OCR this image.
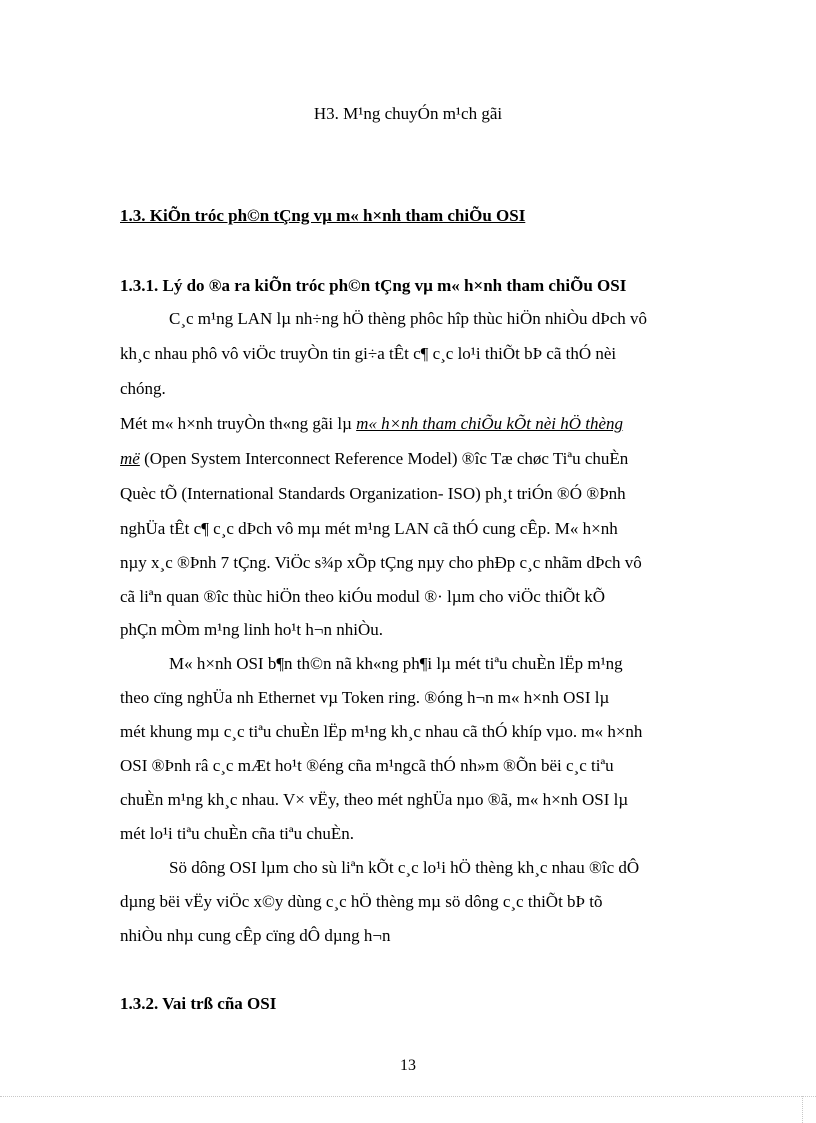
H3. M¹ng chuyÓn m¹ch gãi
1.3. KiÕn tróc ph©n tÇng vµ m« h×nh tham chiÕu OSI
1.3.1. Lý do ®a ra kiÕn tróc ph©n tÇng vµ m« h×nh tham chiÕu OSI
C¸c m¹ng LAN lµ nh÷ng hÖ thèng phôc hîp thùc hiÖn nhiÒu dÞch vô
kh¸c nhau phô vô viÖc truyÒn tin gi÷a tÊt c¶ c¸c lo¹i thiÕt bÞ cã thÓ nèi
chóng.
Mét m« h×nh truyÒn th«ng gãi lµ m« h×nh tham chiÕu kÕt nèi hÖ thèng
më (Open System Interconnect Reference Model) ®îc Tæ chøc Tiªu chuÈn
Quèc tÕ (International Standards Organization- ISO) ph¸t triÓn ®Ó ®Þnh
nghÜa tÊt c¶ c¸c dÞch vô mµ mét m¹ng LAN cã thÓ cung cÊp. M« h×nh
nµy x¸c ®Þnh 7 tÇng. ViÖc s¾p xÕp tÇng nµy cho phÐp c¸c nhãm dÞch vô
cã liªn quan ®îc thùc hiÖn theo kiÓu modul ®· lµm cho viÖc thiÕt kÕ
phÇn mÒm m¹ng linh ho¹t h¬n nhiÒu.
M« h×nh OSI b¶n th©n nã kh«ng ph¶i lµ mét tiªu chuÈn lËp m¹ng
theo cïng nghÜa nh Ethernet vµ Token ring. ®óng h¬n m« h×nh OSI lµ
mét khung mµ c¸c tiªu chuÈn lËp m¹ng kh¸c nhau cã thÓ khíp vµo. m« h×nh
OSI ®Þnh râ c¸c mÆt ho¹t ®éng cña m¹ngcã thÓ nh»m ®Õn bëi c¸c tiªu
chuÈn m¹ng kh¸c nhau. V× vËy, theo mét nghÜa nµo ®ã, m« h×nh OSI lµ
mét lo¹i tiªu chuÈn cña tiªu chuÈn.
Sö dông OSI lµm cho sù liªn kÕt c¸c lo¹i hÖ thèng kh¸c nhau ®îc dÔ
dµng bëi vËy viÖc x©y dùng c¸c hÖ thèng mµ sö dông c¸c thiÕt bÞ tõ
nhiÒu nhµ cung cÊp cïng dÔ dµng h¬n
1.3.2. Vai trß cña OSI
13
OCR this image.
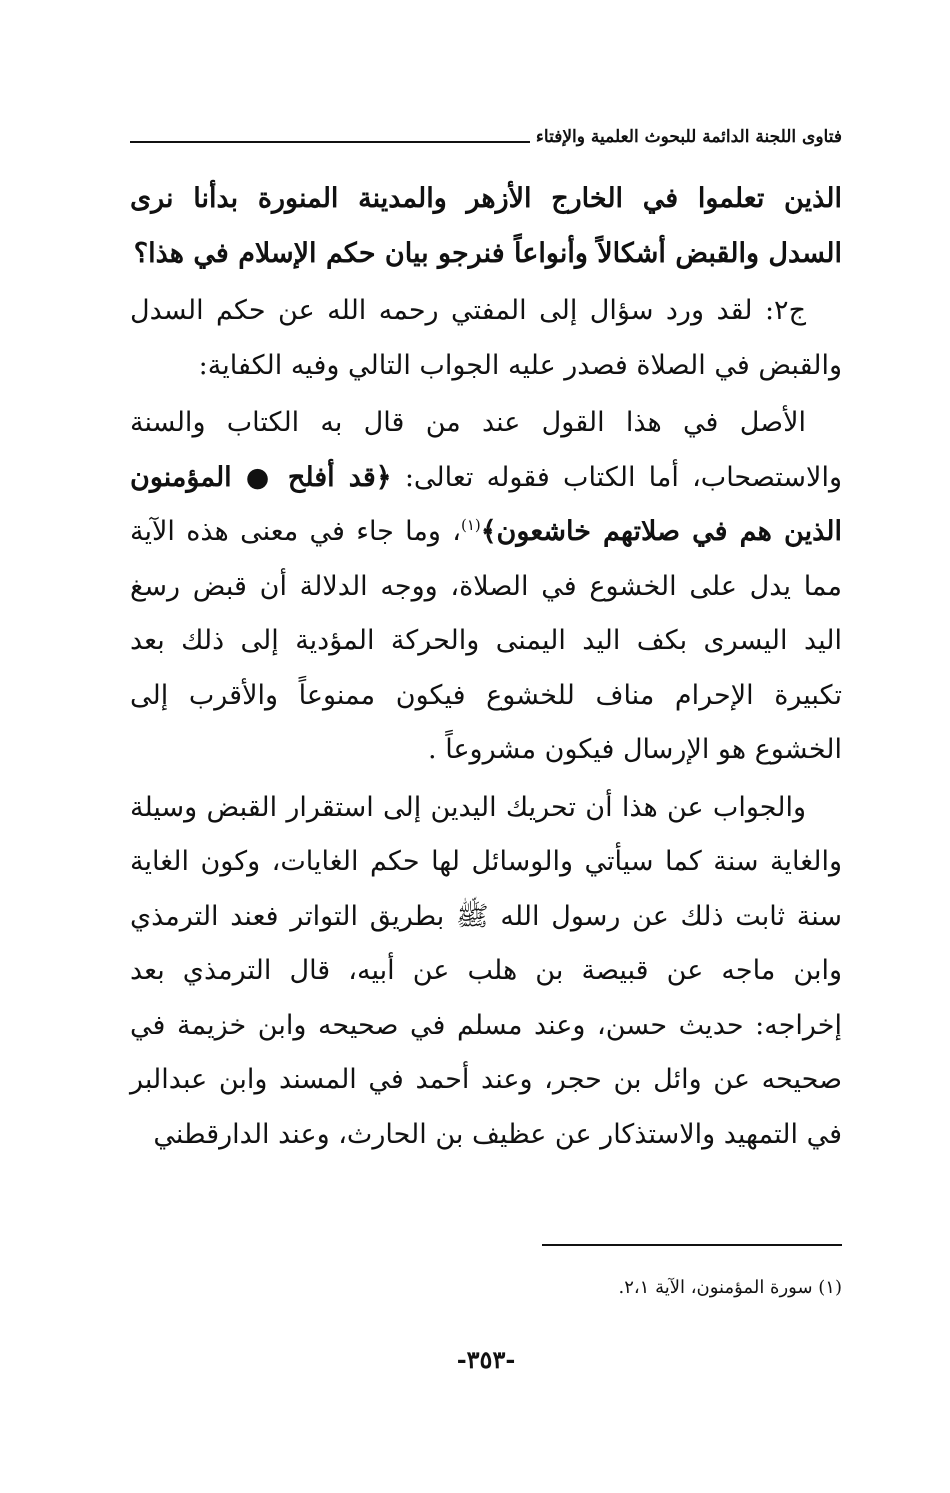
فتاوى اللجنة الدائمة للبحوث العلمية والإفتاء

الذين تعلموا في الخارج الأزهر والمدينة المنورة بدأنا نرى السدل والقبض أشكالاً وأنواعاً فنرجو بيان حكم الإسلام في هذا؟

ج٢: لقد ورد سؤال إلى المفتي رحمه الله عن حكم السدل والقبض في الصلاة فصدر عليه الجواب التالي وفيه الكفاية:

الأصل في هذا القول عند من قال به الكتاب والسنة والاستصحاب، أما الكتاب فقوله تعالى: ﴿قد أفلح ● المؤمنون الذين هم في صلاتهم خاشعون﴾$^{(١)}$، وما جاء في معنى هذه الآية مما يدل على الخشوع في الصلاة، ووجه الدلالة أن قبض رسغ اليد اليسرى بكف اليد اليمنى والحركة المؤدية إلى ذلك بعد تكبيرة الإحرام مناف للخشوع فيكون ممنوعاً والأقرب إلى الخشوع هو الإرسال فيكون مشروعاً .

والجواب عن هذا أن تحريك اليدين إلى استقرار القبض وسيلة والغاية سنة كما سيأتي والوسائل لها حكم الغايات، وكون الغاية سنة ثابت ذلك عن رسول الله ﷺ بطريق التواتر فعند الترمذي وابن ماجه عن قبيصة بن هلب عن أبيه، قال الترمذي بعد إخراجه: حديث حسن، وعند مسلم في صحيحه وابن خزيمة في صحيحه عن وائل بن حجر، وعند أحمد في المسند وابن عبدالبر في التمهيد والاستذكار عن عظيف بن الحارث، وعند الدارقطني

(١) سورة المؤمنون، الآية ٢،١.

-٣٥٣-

---

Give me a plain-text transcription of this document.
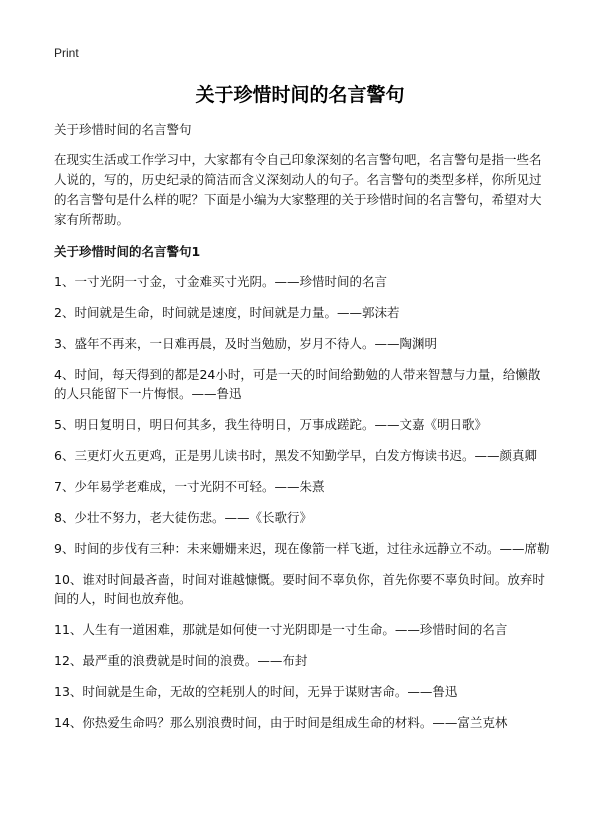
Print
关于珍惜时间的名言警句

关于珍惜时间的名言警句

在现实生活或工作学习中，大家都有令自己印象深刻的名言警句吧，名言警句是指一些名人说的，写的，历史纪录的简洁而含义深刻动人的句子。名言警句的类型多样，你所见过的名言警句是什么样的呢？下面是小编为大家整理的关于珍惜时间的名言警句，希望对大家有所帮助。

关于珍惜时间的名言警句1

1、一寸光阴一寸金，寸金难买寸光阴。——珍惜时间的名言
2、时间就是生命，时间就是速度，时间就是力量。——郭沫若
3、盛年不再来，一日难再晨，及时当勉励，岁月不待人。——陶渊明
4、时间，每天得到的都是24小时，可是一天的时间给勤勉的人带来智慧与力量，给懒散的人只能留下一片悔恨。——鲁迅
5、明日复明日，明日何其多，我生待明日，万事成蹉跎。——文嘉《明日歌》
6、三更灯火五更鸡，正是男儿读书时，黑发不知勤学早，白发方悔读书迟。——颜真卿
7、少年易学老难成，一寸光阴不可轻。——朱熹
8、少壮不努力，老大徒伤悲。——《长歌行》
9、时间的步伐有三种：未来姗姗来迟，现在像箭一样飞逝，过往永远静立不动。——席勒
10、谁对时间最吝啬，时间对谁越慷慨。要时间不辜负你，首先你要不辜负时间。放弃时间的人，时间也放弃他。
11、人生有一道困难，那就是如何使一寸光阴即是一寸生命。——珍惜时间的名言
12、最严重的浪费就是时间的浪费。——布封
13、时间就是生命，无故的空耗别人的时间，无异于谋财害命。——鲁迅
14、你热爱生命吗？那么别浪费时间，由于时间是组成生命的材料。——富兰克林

◆ SET TASK:
Identify and copy lines that hold the string "الذين".

◆ RESULT FOR THIS EXERCISE:
الذين تعلموا في الخارج الأزهر والمدينة المنورة بدأنا نرى السدل والقبض أشكالاً وأنواعاً فنرجو بيان حكم الإسلام في هذا؟
الأصل في هذا القول عند من قال به الكتاب والسنة والاستصحاب، أما الكتاب فقوله تعالى: ﴿قد أفلح ● المؤمنون الذين هم في صلاتهم خاشعون﴾$^{(١)}$، وما جاء في معنى هذه الآية مما يدل على الخشوع في الصلاة، ووجه الدلالة أن قبض رسغ اليد اليسرى بكف اليد اليمنى والحركة المؤدية إلى ذلك بعد تكبيرة الإحرام مناف للخشوع فيكون ممنوعاً والأقرب إلى الخشوع هو الإرسال فيكون مشروعاً .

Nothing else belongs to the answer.